Wherever the string "this" appears in the listing, copy that line.

BEGIN Entries shown

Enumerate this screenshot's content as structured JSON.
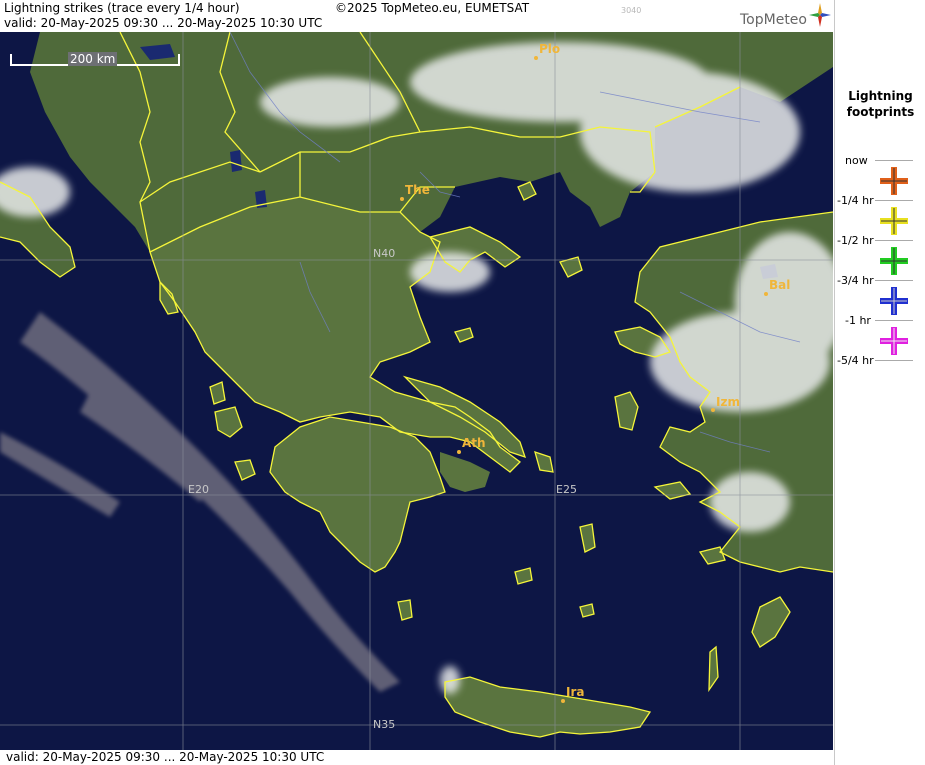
{
  "header": {
    "title": "Lightning strikes (trace every 1/4 hour)",
    "valid": "valid:  20-May-2025 09:30 ... 20-May-2025 10:30 UTC",
    "copyright": "©2025 TopMeteo.eu, EUMETSAT",
    "image_id": "3040",
    "brand": "TopMeteo"
  },
  "map": {
    "scale_label": "200 km",
    "grid_labels": {
      "n40": "N40",
      "n35": "N35",
      "e20": "E20",
      "e25": "E25"
    },
    "cities": {
      "plo": "Plo",
      "the": "The",
      "ath": "Ath",
      "izm": "Izm",
      "bal": "Bal",
      "ira": "Ira"
    },
    "colors": {
      "sea": "#0d1645",
      "land": "#4f6a3a",
      "border": "#f5f53a",
      "city": "#f0b63a"
    }
  },
  "footer": {
    "valid": "valid:  20-May-2025 09:30 ... 20-May-2025 10:30 UTC"
  },
  "legend": {
    "title_line1": "Lightning",
    "title_line2": "footprints",
    "items": [
      {
        "label": "now",
        "color": ""
      },
      {
        "label": "-1/4 hr",
        "color": "#e0601a"
      },
      {
        "label": "-1/2 hr",
        "color": "#e8e020"
      },
      {
        "label": "-3/4 hr",
        "color": "#22cc22"
      },
      {
        "label": "-1 hr",
        "color": "#2030d0"
      },
      {
        "label": "-5/4 hr",
        "color": "#e020e0"
      }
    ]
  }
}
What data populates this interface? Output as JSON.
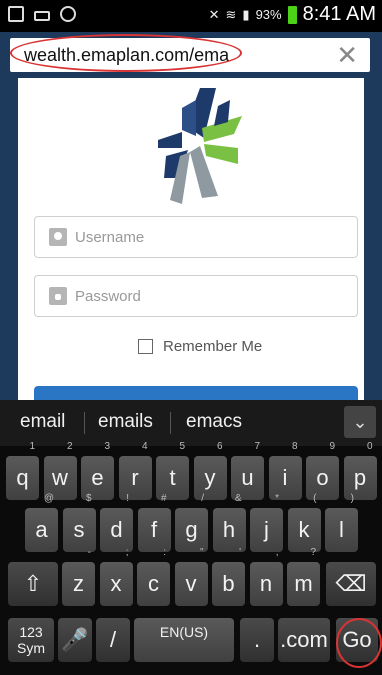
{
  "status": {
    "battery": "93%",
    "time": "8:41 AM"
  },
  "browser": {
    "url": "wealth.emaplan.com/ema",
    "clear_label": "✕"
  },
  "login": {
    "username_placeholder": "Username",
    "password_placeholder": "Password",
    "remember_label": "Remember Me"
  },
  "suggestions": [
    "email",
    "emails",
    "emacs"
  ],
  "keyboard": {
    "row1": [
      {
        "k": "q",
        "s": "1"
      },
      {
        "k": "w",
        "s": "2"
      },
      {
        "k": "e",
        "s": "3"
      },
      {
        "k": "r",
        "s": "4"
      },
      {
        "k": "t",
        "s": "5"
      },
      {
        "k": "y",
        "s": "6"
      },
      {
        "k": "u",
        "s": "7"
      },
      {
        "k": "i",
        "s": "8"
      },
      {
        "k": "o",
        "s": "9"
      },
      {
        "k": "p",
        "s": "0"
      }
    ],
    "row2": [
      {
        "k": "a",
        "s": "@"
      },
      {
        "k": "s",
        "s": "$"
      },
      {
        "k": "d",
        "s": "!"
      },
      {
        "k": "f",
        "s": "#"
      },
      {
        "k": "g",
        "s": "/"
      },
      {
        "k": "h",
        "s": "&"
      },
      {
        "k": "j",
        "s": "*"
      },
      {
        "k": "k",
        "s": "("
      },
      {
        "k": "l",
        "s": ")"
      }
    ],
    "row3": [
      {
        "k": "z",
        "s": "-"
      },
      {
        "k": "x",
        "s": ";"
      },
      {
        "k": "c",
        "s": ":"
      },
      {
        "k": "v",
        "s": "\""
      },
      {
        "k": "b",
        "s": "'"
      },
      {
        "k": "n",
        "s": ","
      },
      {
        "k": "m",
        "s": "?"
      }
    ],
    "sym_label": "123\nSym",
    "slash_label": "/",
    "lang_label": "EN(US)",
    "dot_label": ".",
    "com_label": ".com",
    "go_label": "Go"
  }
}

END Entries shown

◆ **Full solution**:
Enumerate this screenshot's content as structured JSON.
What data populates this interface? Output as JSON.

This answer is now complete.